-- begin ENTRIES --
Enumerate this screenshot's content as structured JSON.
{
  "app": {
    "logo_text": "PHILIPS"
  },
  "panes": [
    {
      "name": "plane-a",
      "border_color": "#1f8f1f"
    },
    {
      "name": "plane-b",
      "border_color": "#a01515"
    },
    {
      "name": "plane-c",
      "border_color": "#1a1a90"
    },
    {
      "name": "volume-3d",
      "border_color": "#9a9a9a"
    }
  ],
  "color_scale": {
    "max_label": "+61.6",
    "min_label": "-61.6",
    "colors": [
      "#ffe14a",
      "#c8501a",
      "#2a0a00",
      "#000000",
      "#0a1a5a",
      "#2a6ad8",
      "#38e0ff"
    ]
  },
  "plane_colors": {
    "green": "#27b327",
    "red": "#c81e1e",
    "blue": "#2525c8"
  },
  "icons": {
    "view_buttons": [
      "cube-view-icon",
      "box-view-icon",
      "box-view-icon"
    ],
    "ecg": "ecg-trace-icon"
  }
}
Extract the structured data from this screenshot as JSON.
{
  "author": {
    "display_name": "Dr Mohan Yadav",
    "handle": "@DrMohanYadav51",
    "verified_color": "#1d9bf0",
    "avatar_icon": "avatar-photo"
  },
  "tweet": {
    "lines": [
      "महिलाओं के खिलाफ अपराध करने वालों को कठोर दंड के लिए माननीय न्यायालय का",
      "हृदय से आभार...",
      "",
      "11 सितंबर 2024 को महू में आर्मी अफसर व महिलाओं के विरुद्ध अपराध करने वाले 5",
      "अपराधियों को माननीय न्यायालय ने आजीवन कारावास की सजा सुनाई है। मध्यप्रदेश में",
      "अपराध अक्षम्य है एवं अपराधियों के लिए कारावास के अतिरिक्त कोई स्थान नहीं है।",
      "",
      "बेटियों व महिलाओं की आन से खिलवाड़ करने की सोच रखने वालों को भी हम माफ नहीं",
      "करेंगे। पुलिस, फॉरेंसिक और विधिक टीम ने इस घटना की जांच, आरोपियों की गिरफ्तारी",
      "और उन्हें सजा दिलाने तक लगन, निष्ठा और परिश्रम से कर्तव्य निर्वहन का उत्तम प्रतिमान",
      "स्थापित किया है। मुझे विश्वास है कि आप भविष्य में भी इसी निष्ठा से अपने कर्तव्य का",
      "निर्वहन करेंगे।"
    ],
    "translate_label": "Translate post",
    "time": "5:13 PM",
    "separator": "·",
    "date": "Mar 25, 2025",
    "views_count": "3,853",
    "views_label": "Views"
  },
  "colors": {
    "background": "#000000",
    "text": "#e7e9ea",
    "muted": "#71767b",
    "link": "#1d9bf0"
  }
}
-- end ENTRIES --
BRIEF: Each line of the material that holds the string "this" counts once; give the total alone.

TASK OUTPUT: 2